- [STORED RECORDS]
####
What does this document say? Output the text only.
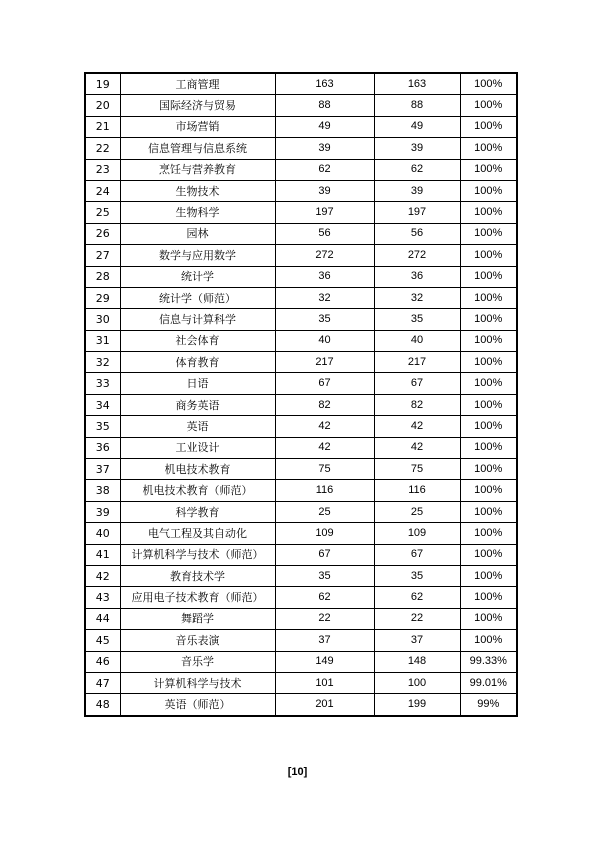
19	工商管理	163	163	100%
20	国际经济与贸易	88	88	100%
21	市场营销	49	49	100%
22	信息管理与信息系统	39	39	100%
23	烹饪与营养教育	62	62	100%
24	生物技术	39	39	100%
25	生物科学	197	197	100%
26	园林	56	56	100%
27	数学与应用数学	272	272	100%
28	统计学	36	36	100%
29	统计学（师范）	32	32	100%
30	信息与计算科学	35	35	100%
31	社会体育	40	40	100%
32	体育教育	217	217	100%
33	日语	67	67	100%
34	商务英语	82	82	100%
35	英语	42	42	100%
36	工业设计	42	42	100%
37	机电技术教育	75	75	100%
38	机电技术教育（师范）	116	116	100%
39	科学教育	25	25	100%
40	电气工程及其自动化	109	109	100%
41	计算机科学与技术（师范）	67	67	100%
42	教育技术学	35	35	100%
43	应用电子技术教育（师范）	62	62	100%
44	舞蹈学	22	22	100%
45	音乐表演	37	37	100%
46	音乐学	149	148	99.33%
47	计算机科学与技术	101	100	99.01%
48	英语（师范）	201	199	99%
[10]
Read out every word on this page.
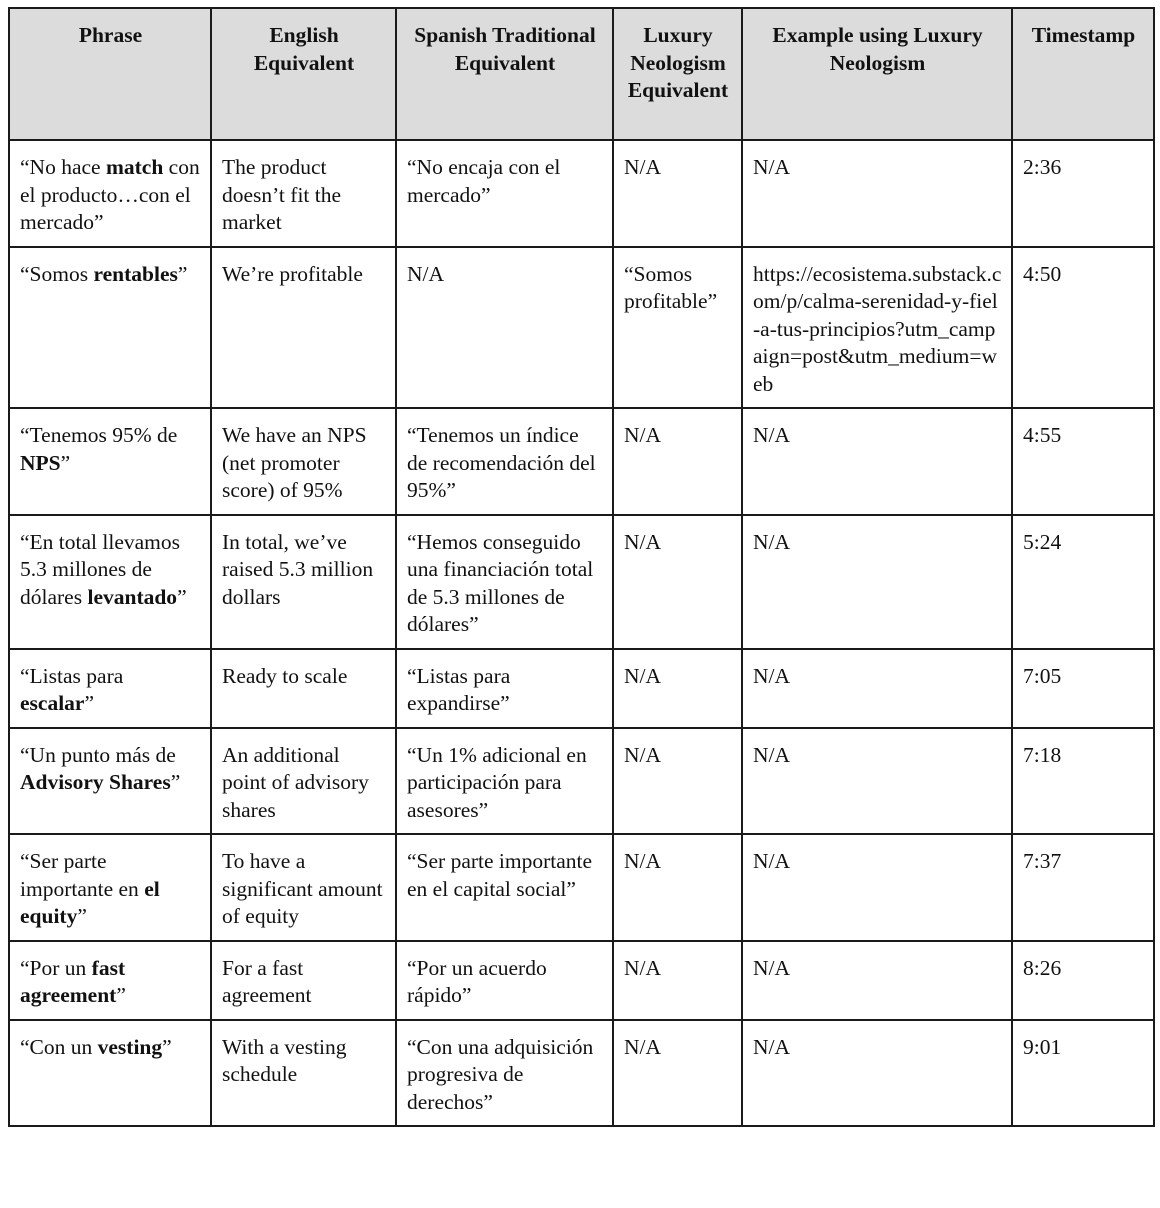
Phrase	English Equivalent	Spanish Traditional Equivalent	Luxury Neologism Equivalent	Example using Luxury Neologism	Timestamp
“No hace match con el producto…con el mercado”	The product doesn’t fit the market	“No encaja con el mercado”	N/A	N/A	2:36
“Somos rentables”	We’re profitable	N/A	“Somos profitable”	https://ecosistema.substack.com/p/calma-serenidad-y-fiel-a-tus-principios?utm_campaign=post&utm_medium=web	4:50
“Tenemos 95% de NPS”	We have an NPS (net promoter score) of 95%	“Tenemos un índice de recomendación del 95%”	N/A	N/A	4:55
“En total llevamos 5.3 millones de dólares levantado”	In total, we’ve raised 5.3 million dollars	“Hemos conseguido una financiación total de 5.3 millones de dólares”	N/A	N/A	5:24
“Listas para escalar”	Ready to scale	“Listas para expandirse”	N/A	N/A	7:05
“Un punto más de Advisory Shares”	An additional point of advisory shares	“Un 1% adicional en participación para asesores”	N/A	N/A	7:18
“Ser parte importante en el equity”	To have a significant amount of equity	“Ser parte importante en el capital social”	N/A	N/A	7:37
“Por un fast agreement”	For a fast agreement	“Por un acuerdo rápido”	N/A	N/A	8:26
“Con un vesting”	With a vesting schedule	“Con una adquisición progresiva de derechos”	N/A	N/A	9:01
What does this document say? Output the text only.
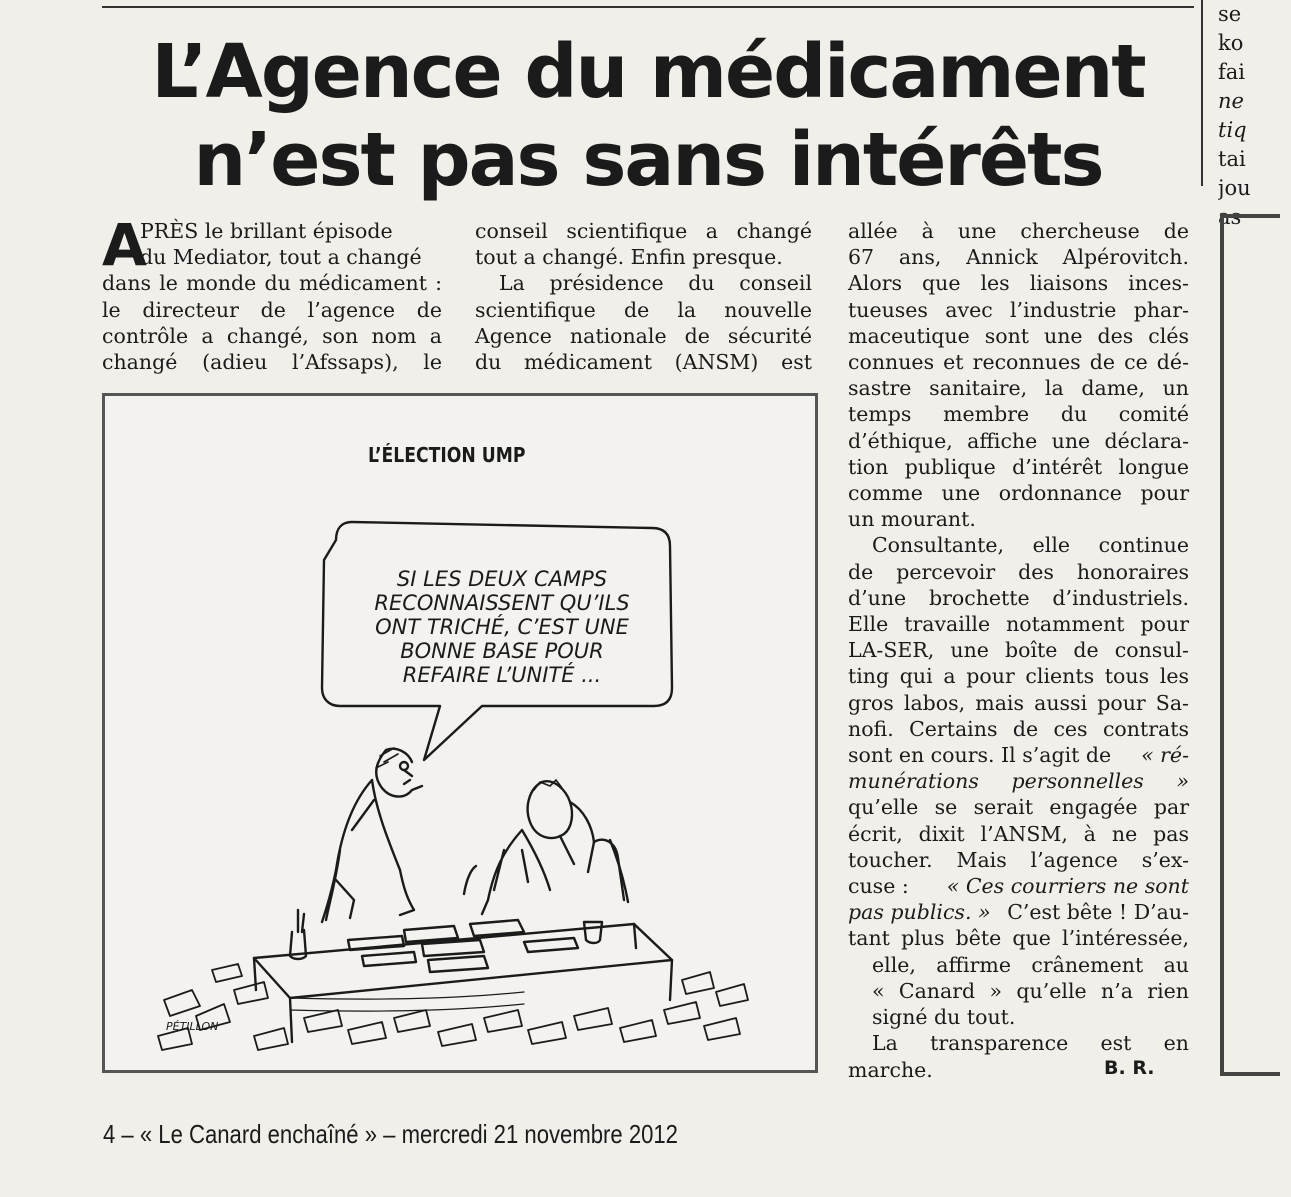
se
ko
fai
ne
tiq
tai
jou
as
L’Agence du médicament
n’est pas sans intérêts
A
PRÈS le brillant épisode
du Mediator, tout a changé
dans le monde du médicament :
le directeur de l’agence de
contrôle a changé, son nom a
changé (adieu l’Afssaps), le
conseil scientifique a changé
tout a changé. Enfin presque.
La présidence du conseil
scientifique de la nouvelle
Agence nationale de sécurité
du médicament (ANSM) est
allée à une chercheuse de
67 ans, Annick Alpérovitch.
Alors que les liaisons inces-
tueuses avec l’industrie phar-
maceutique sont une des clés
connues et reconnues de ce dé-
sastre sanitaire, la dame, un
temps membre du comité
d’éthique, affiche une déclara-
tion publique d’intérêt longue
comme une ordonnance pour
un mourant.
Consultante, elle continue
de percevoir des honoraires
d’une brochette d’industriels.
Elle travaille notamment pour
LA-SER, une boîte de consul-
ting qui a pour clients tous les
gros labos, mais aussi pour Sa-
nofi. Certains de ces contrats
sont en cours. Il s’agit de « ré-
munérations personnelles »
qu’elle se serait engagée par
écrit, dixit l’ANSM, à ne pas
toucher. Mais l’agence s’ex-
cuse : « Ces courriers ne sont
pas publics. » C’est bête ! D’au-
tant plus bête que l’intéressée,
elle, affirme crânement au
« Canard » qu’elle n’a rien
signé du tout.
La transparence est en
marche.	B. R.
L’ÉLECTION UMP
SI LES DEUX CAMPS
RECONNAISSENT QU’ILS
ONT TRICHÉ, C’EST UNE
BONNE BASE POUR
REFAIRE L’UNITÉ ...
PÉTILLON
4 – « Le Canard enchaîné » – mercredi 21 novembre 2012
####
Copy the listing over exactly, skipping the pictures it holds.

- [FINAL RESULT]
What does this document say? Output the text only.
19	工商管理	163	163	100%
20	国际经济与贸易	88	88	100%
21	市场营销	49	49	100%
22	信息管理与信息系统	39	39	100%
23	烹饪与营养教育	62	62	100%
24	生物技术	39	39	100%
25	生物科学	197	197	100%
26	园林	56	56	100%
27	数学与应用数学	272	272	100%
28	统计学	36	36	100%
29	统计学（师范）	32	32	100%
30	信息与计算科学	35	35	100%
31	社会体育	40	40	100%
32	体育教育	217	217	100%
33	日语	67	67	100%
34	商务英语	82	82	100%
35	英语	42	42	100%
36	工业设计	42	42	100%
37	机电技术教育	75	75	100%
38	机电技术教育（师范）	116	116	100%
39	科学教育	25	25	100%
40	电气工程及其自动化	109	109	100%
41	计算机科学与技术（师范）	67	67	100%
42	教育技术学	35	35	100%
43	应用电子技术教育（师范）	62	62	100%
44	舞蹈学	22	22	100%
45	音乐表演	37	37	100%
46	音乐学	149	148	99.33%
47	计算机科学与技术	101	100	99.01%
48	英语（师范）	201	199	99%
[10]
Read out every word on this page.
Phrase	English Equivalent	Spanish Traditional Equivalent	Luxury Neologism Equivalent	Example using Luxury Neologism	Timestamp
“No hace match con el producto…con el mercado”	The product doesn’t fit the market	“No encaja con el mercado”	N/A	N/A	2:36
“Somos rentables”	We’re profitable	N/A	“Somos profitable”	https://ecosistema.substack.com/p/calma-serenidad-y-fiel-a-tus-principios?utm_campaign=post&utm_medium=web	4:50
“Tenemos 95% de NPS”	We have an NPS (net promoter score) of 95%	“Tenemos un índice de recomendación del 95%”	N/A	N/A	4:55
“En total llevamos 5.3 millones de dólares levantado”	In total, we’ve raised 5.3 million dollars	“Hemos conseguido una financiación total de 5.3 millones de dólares”	N/A	N/A	5:24
“Listas para escalar”	Ready to scale	“Listas para expandirse”	N/A	N/A	7:05
“Un punto más de Advisory Shares”	An additional point of advisory shares	“Un 1% adicional en participación para asesores”	N/A	N/A	7:18
“Ser parte importante en el equity”	To have a significant amount of equity	“Ser parte importante en el capital social”	N/A	N/A	7:37
“Por un fast agreement”	For a fast agreement	“Por un acuerdo rápido”	N/A	N/A	8:26
“Con un vesting”	With a vesting schedule	“Con una adquisición progresiva de derechos”	N/A	N/A	9:01
What does this document say? Output the text only.
se
ko
fai
ne
tiq
tai
jou
as
L’Agence du médicament
n’est pas sans intérêts
A
PRÈS le brillant épisode
du Mediator, tout a changé
dans le monde du médicament :
le directeur de l’agence de
contrôle a changé, son nom a
changé (adieu l’Afssaps), le
conseil scientifique a changé
tout a changé. Enfin presque.
La présidence du conseil
scientifique de la nouvelle
Agence nationale de sécurité
du médicament (ANSM) est
allée à une chercheuse de
67 ans, Annick Alpérovitch.
Alors que les liaisons inces-
tueuses avec l’industrie phar-
maceutique sont une des clés
connues et reconnues de ce dé-
sastre sanitaire, la dame, un
temps membre du comité
d’éthique, affiche une déclara-
tion publique d’intérêt longue
comme une ordonnance pour
un mourant.
Consultante, elle continue
de percevoir des honoraires
d’une brochette d’industriels.
Elle travaille notamment pour
LA-SER, une boîte de consul-
ting qui a pour clients tous les
gros labos, mais aussi pour Sa-
nofi. Certains de ces contrats
sont en cours. Il s’agit de « ré-
munérations personnelles »
qu’elle se serait engagée par
écrit, dixit l’ANSM, à ne pas
toucher. Mais l’agence s’ex-
cuse : « Ces courriers ne sont
pas publics. » C’est bête ! D’au-
tant plus bête que l’intéressée,
elle, affirme crânement au
« Canard » qu’elle n’a rien
signé du tout.
La transparence est en
marche.	B. R.
L’ÉLECTION UMP
SI LES DEUX CAMPS
RECONNAISSENT QU’ILS
ONT TRICHÉ, C’EST UNE
BONNE BASE POUR
REFAIRE L’UNITÉ ...
PÉTILLON
4 – « Le Canard enchaîné » – mercredi 21 novembre 2012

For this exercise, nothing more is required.